Omit the pictures, please, and give each record below again exactly.
======
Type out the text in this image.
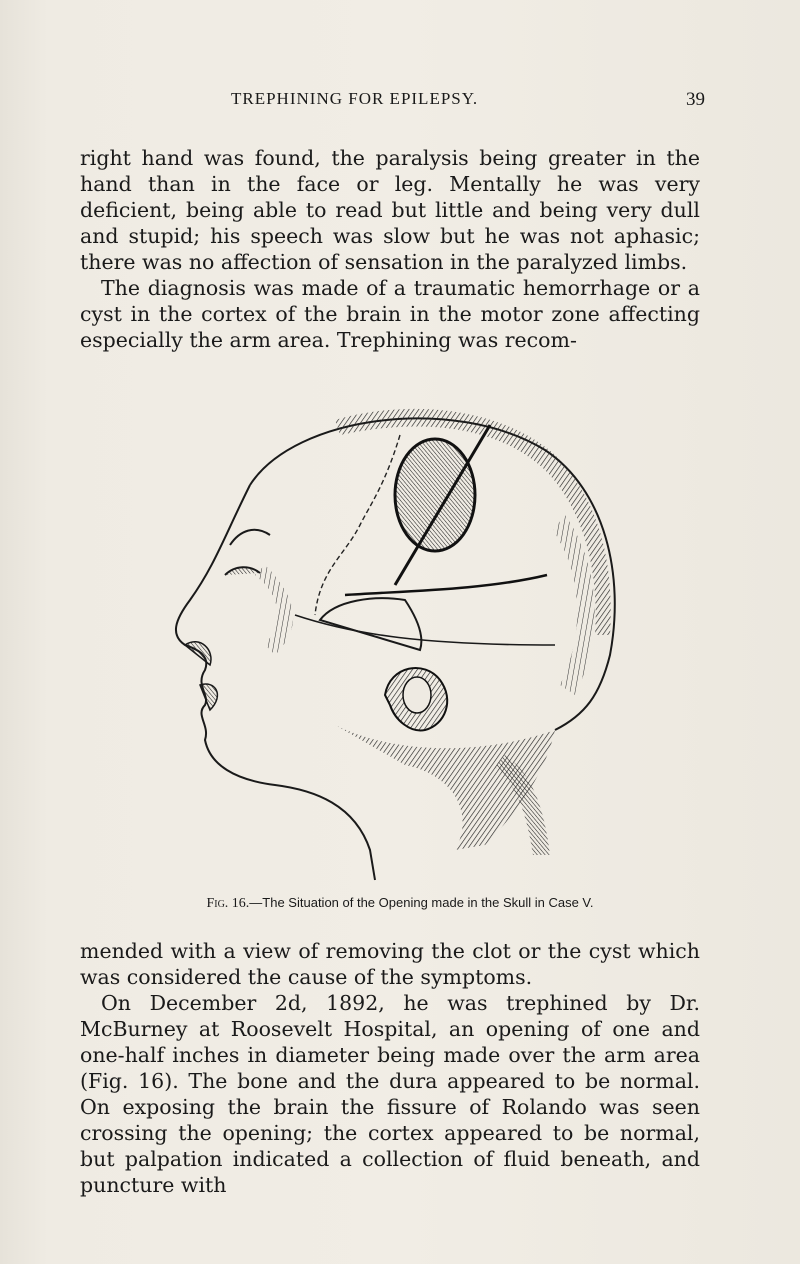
TREPHINING FOR EPILEPSY.	39

right hand was found, the paralysis being greater in the hand than in the face or leg. Mentally he was very deficient, being able to read but little and being very dull and stupid; his speech was slow but he was not aphasic; there was no affection of sensation in the paralyzed limbs.

The diagnosis was made of a traumatic hemorrhage or a cyst in the cortex of the brain in the motor zone affecting especially the arm area. Trephining was recom-

Fig. 16.—The Situation of the Opening made in the Skull in Case V.

mended with a view of removing the clot or the cyst which was considered the cause of the symptoms.

On December 2d, 1892, he was trephined by Dr. McBurney at Roosevelt Hospital, an opening of one and one-half inches in diameter being made over the arm area (Fig. 16). The bone and the dura appeared to be normal. On exposing the brain the fissure of Rolando was seen crossing the opening; the cortex appeared to be normal, but palpation indicated a collection of fluid beneath, and puncture with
======
■ Task solution ■
Type out the text in this image.
TREPHINING FOR EPILEPSY.	39

right hand was found, the paralysis being greater in the hand than in the face or leg. Mentally he was very deficient, being able to read but little and being very dull and stupid; his speech was slow but he was not aphasic; there was no affection of sensation in the paralyzed limbs.

The diagnosis was made of a traumatic hemorrhage or a cyst in the cortex of the brain in the motor zone affecting especially the arm area. Trephining was recom-

Fig. 16.—The Situation of the Opening made in the Skull in Case V.

mended with a view of removing the clot or the cyst which was considered the cause of the symptoms.

On December 2d, 1892, he was trephined by Dr. McBurney at Roosevelt Hospital, an opening of one and one-half inches in diameter being made over the arm area (Fig. 16). The bone and the dura appeared to be normal. On exposing the brain the fissure of Rolando was seen crossing the opening; the cortex appeared to be normal, but palpation indicated a collection of fluid beneath, and puncture with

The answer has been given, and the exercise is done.